* Record list:

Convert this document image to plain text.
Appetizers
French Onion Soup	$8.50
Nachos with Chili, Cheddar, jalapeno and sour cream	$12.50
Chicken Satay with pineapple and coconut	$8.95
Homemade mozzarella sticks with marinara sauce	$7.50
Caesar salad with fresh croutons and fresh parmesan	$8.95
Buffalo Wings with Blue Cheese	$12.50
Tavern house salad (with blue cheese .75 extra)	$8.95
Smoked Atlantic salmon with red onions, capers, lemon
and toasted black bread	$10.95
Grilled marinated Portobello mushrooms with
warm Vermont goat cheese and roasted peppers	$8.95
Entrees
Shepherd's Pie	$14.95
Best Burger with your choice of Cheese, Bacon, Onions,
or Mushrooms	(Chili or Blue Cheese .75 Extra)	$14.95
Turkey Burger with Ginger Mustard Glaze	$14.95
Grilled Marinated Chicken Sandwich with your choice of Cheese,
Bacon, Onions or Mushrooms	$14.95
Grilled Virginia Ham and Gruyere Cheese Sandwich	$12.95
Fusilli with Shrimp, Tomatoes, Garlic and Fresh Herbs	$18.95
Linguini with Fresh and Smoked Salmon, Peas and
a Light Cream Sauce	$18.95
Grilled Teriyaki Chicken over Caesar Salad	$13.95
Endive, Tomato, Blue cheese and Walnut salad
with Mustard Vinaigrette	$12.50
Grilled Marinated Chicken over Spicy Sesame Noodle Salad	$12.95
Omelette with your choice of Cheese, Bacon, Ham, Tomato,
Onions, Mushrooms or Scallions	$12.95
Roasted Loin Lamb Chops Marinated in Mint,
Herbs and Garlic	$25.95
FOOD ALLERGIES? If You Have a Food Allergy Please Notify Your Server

* What the task requires: Please set down each line of the records exactly as given.

* Result:
Convert this document image to plain text.
Appetizers
French Onion Soup	$8.50
Nachos with Chili, Cheddar, jalapeno and sour cream	$12.50
Chicken Satay with pineapple and coconut	$8.95
Homemade mozzarella sticks with marinara sauce	$7.50
Caesar salad with fresh croutons and fresh parmesan	$8.95
Buffalo Wings with Blue Cheese	$12.50
Tavern house salad (with blue cheese .75 extra)	$8.95
Smoked Atlantic salmon with red onions, capers, lemon
and toasted black bread	$10.95
Grilled marinated Portobello mushrooms with
warm Vermont goat cheese and roasted peppers	$8.95
Entrees
Shepherd's Pie	$14.95
Best Burger with your choice of Cheese, Bacon, Onions,
or Mushrooms	(Chili or Blue Cheese .75 Extra)	$14.95
Turkey Burger with Ginger Mustard Glaze	$14.95
Grilled Marinated Chicken Sandwich with your choice of Cheese,
Bacon, Onions or Mushrooms	$14.95
Grilled Virginia Ham and Gruyere Cheese Sandwich	$12.95
Fusilli with Shrimp, Tomatoes, Garlic and Fresh Herbs	$18.95
Linguini with Fresh and Smoked Salmon, Peas and
a Light Cream Sauce	$18.95
Grilled Teriyaki Chicken over Caesar Salad	$13.95
Endive, Tomato, Blue cheese and Walnut salad
with Mustard Vinaigrette	$12.50
Grilled Marinated Chicken over Spicy Sesame Noodle Salad	$12.95
Omelette with your choice of Cheese, Bacon, Ham, Tomato,
Onions, Mushrooms or Scallions	$12.95
Roasted Loin Lamb Chops Marinated in Mint,
Herbs and Garlic	$25.95
FOOD ALLERGIES? If You Have a Food Allergy Please Notify Your Server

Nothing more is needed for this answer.